● Given request:
Establish how many lines in the material include the string "thức" and report it as a lone number.

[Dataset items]
***

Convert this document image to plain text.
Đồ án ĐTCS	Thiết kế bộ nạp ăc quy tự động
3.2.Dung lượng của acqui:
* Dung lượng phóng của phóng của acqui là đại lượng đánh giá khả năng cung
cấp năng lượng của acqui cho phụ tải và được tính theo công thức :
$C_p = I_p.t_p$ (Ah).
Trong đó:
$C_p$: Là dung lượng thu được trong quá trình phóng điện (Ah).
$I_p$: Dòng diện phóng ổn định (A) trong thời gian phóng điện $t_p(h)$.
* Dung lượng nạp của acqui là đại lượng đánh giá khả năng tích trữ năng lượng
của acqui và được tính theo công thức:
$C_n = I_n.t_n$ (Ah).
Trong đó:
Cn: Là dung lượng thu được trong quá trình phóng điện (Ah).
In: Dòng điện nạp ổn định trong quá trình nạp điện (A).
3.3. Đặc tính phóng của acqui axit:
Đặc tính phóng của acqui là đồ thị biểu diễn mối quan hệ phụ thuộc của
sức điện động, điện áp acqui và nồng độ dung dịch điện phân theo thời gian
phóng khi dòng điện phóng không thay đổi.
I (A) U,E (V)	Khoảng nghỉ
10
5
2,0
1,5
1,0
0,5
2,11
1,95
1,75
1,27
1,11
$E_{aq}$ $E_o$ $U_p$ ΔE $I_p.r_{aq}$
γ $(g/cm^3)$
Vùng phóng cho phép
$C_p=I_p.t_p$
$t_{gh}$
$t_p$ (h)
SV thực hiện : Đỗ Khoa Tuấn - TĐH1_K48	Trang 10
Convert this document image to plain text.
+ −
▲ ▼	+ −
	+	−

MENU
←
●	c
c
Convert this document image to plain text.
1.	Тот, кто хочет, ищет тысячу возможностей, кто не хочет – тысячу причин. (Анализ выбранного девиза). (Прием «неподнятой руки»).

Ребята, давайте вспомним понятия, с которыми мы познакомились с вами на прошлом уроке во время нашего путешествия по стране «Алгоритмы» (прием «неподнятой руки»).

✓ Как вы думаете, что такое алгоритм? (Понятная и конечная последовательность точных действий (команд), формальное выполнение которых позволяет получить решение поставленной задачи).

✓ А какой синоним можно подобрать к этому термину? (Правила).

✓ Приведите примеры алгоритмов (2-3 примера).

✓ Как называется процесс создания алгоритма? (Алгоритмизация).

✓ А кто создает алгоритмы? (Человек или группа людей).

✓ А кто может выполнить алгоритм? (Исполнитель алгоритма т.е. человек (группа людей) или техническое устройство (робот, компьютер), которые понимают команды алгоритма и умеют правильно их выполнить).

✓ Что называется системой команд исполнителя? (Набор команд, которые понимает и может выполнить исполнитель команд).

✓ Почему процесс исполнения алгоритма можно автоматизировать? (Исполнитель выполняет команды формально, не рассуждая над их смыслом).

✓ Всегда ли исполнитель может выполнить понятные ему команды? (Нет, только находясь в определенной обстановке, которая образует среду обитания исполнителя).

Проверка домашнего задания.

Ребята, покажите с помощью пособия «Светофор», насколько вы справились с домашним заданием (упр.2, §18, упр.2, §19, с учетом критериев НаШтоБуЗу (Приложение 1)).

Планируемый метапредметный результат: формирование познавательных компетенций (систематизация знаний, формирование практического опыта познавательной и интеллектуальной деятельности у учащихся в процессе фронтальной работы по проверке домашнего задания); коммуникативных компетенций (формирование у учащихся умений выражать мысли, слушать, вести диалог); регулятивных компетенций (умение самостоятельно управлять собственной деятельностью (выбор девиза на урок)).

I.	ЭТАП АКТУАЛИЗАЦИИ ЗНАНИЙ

***

● Reply to the exercise:
2